Annotated element entries
[start]
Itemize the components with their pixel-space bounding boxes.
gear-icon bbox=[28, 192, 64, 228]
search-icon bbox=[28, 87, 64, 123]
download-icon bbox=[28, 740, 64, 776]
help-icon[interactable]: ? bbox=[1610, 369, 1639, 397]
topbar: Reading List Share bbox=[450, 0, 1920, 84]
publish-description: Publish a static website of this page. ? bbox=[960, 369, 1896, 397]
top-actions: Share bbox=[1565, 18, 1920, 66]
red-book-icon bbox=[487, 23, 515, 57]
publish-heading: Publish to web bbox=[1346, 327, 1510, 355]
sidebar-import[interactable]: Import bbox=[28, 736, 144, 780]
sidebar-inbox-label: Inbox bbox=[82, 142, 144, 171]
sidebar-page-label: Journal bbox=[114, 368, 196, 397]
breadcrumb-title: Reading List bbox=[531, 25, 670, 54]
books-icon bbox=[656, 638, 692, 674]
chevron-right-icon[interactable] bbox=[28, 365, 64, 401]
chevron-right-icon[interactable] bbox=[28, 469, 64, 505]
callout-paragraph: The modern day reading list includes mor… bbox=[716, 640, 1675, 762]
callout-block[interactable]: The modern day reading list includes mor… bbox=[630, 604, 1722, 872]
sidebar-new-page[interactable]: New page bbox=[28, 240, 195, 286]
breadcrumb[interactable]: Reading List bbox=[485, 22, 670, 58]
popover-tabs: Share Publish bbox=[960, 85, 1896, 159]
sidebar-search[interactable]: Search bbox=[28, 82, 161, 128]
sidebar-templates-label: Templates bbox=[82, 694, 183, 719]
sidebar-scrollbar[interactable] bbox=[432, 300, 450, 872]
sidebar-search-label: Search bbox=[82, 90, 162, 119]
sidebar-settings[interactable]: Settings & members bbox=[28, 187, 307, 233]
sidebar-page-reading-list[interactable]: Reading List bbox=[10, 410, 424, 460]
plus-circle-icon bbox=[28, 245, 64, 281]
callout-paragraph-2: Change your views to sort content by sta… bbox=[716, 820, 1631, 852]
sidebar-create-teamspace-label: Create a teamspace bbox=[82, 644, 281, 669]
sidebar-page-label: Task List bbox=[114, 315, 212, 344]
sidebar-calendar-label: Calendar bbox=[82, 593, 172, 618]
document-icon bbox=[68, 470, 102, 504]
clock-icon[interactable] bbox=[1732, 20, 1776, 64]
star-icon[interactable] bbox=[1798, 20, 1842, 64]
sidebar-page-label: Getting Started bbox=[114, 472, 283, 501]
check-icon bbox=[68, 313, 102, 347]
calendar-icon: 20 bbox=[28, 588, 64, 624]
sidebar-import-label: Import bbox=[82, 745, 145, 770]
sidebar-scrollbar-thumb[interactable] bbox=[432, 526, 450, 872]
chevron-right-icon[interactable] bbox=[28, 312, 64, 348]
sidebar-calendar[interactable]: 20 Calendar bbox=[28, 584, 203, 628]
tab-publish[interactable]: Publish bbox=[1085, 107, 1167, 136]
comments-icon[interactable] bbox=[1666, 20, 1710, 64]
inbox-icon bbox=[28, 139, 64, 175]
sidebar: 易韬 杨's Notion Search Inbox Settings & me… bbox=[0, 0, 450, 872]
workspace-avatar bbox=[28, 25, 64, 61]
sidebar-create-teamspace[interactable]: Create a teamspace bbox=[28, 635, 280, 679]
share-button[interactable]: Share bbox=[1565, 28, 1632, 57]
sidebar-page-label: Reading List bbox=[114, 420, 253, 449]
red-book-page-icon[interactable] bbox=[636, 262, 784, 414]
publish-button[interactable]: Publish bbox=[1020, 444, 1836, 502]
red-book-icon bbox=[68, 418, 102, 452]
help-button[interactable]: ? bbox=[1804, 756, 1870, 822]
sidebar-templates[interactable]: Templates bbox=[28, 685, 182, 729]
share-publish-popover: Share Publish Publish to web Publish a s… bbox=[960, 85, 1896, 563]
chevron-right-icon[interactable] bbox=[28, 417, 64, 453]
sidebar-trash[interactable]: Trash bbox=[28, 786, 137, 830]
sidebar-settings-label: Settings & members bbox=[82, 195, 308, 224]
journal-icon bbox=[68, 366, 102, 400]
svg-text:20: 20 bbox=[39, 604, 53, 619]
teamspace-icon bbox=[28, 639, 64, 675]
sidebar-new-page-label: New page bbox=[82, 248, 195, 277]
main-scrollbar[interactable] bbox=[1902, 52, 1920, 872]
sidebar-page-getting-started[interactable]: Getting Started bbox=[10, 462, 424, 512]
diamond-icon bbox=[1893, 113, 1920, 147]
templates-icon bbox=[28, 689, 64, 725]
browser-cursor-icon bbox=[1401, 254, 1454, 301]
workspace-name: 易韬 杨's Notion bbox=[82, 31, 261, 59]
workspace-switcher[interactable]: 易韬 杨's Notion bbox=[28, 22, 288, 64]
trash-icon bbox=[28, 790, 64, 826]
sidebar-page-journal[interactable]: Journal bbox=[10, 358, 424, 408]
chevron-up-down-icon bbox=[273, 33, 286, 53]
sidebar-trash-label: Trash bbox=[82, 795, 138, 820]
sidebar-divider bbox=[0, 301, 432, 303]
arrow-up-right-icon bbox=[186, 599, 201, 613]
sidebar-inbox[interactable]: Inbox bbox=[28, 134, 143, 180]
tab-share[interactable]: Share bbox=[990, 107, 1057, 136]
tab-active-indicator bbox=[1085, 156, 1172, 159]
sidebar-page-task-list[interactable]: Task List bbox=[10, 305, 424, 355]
[end]
[start]
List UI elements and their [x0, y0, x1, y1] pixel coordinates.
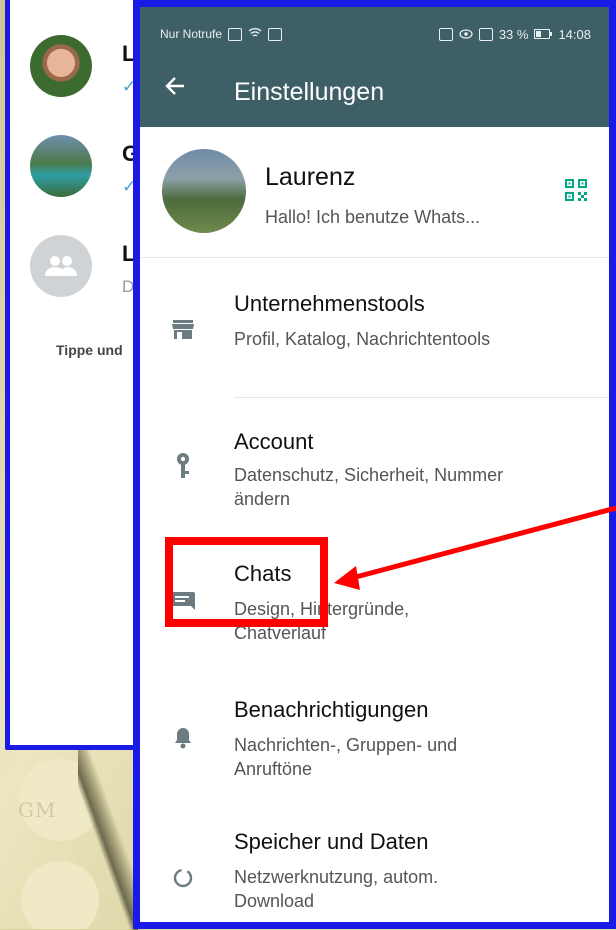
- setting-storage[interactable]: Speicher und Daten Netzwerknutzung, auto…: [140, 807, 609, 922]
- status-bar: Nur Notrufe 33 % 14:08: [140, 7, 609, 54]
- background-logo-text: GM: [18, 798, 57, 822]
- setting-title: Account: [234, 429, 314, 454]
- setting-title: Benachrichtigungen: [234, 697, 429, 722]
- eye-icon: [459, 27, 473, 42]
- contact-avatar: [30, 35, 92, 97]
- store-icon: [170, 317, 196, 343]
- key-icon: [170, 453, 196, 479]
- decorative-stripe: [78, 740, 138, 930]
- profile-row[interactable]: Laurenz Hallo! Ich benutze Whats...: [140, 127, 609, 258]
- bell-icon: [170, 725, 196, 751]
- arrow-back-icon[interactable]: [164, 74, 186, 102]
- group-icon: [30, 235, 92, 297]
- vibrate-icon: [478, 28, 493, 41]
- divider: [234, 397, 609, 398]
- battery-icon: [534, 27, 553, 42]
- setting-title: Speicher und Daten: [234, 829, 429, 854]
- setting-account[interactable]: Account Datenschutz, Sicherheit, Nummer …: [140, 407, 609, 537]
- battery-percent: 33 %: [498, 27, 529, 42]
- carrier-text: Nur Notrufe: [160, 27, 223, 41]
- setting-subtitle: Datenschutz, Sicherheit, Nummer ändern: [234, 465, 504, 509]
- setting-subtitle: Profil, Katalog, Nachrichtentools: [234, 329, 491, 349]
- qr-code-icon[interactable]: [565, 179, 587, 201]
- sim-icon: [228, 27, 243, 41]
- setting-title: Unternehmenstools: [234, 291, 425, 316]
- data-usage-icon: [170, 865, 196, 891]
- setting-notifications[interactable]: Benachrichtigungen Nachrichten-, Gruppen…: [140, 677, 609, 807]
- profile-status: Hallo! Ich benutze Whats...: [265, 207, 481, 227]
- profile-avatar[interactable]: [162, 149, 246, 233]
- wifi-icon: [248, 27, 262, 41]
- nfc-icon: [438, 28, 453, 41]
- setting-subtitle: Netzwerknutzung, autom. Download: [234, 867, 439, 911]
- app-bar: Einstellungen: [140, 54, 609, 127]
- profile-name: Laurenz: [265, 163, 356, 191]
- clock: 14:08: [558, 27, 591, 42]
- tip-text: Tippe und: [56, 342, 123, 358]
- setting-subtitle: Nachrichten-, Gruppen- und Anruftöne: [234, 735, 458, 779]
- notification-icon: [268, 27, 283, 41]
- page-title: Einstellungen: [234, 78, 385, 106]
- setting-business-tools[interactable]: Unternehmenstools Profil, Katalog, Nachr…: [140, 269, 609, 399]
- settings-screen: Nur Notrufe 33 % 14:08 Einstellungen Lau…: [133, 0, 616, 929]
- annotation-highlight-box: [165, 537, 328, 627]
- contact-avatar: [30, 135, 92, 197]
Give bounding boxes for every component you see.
[end]
[start]
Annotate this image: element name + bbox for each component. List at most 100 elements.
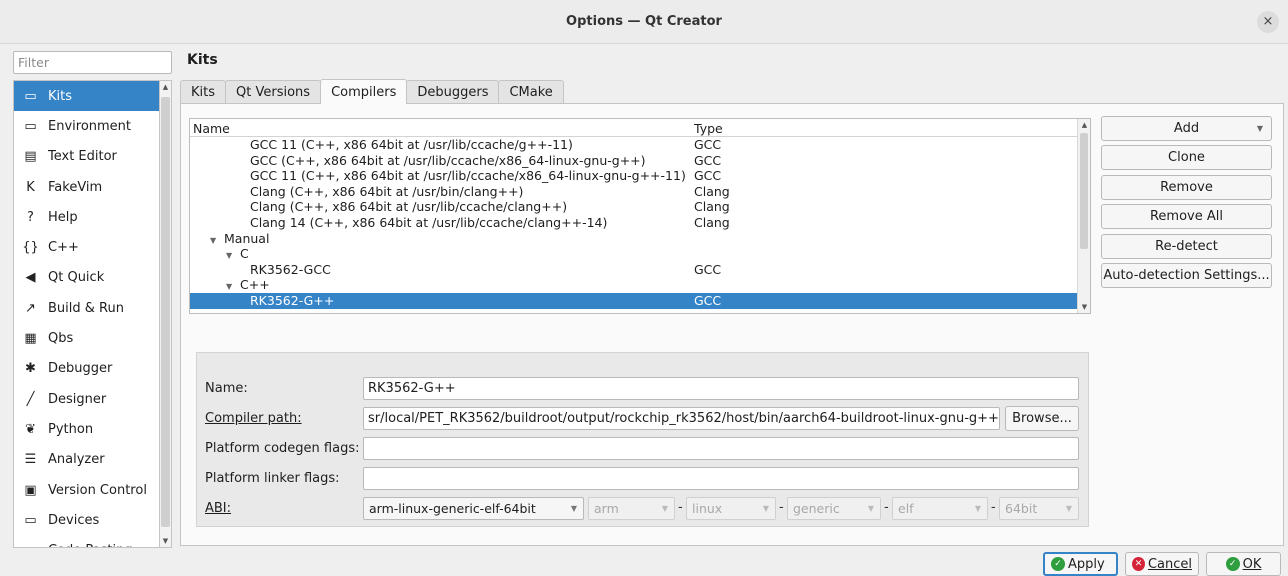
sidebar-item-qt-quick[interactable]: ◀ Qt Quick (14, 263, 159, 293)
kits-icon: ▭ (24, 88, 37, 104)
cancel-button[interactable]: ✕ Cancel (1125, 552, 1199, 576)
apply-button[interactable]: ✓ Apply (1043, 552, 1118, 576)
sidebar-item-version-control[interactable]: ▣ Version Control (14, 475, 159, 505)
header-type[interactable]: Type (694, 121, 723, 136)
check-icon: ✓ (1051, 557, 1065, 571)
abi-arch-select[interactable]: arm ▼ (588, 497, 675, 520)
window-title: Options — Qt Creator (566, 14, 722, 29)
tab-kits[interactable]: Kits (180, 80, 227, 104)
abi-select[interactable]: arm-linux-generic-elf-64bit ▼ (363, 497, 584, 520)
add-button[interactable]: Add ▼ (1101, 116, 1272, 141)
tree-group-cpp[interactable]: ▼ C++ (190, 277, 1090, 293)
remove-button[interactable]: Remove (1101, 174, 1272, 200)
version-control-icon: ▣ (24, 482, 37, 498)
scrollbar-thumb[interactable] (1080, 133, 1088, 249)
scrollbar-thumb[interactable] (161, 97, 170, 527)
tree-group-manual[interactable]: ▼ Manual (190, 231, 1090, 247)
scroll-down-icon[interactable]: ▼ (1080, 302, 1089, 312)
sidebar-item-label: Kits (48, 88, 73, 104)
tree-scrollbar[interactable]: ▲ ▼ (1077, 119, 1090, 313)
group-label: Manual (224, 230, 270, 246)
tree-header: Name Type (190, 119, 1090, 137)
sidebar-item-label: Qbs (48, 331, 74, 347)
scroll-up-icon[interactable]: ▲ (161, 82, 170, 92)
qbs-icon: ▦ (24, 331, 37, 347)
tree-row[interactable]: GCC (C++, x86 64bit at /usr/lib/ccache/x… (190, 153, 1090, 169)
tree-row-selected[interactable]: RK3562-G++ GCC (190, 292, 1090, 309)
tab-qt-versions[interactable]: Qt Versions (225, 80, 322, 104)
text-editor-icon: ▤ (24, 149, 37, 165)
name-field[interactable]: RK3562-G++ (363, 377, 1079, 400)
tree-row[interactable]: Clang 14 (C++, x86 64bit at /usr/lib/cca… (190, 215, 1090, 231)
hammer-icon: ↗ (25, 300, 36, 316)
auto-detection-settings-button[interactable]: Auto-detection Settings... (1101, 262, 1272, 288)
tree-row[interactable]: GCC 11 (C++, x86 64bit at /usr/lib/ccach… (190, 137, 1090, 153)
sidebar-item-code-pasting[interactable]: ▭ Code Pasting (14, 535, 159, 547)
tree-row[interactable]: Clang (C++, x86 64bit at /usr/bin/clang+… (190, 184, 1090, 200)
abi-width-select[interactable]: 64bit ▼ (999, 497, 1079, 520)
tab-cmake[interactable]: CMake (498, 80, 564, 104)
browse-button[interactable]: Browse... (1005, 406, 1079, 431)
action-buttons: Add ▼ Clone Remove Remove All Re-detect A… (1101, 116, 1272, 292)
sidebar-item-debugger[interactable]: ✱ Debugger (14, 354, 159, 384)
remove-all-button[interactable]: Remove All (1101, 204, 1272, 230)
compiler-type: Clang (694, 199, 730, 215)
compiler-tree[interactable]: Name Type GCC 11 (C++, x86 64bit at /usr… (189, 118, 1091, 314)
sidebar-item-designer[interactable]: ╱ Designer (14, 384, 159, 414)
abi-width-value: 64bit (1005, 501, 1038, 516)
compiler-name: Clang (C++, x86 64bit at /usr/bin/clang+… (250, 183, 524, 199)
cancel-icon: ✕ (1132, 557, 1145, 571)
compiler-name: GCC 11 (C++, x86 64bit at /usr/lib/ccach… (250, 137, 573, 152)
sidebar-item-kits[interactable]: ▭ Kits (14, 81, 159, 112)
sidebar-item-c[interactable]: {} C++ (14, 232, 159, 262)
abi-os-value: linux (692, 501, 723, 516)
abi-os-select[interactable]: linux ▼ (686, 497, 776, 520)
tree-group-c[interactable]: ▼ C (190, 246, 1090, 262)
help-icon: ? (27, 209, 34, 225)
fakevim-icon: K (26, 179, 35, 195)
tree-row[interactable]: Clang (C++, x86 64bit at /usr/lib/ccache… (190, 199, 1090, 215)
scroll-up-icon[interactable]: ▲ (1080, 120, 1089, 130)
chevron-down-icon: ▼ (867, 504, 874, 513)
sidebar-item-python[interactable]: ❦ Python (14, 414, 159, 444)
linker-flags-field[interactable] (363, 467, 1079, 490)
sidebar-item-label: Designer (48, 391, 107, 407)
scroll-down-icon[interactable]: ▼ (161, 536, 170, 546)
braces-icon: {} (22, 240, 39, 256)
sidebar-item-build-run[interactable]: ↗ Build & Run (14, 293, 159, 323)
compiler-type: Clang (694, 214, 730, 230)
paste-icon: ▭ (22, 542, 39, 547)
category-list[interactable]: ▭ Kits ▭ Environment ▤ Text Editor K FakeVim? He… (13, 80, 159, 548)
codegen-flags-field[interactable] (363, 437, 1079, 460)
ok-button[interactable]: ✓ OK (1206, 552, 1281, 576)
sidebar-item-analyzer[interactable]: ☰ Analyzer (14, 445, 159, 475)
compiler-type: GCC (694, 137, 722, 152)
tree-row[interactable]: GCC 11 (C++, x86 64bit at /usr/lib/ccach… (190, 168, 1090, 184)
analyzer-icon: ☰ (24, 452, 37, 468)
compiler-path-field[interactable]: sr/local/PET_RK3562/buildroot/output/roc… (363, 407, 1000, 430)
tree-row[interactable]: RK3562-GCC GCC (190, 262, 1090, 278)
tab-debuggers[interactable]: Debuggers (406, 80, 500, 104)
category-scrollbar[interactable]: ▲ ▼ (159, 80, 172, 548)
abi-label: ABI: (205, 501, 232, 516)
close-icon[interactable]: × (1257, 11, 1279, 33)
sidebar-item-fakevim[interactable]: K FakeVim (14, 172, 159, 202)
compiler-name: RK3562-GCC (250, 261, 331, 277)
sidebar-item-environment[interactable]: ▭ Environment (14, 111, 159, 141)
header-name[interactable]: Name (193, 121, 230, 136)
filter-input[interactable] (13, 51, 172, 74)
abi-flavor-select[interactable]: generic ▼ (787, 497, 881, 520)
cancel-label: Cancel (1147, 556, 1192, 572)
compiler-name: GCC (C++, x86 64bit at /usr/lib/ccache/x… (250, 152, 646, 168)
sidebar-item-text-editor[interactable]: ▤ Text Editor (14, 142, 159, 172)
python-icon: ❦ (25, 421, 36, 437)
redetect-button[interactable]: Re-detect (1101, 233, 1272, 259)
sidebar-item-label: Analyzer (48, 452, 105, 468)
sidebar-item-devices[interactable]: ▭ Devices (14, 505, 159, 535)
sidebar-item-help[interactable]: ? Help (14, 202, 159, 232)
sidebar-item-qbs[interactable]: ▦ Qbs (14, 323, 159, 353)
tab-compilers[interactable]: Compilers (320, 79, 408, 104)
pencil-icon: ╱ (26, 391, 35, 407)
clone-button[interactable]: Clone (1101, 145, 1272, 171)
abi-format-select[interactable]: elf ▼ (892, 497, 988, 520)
[end]
• **Goal of the exercise**:
Reproduce, character for character, the lines between the one holding "Itemize the components" and the one holding "topbar: Reading List", inclusive.

• **Solution**:
Itemize the components with their pixel-space bounding boxes.
gear-icon bbox=[28, 192, 64, 228]
search-icon bbox=[28, 87, 64, 123]
download-icon bbox=[28, 740, 64, 776]
help-icon[interactable]: ? bbox=[1610, 369, 1639, 397]
topbar: Reading List Share bbox=[450, 0, 1920, 84]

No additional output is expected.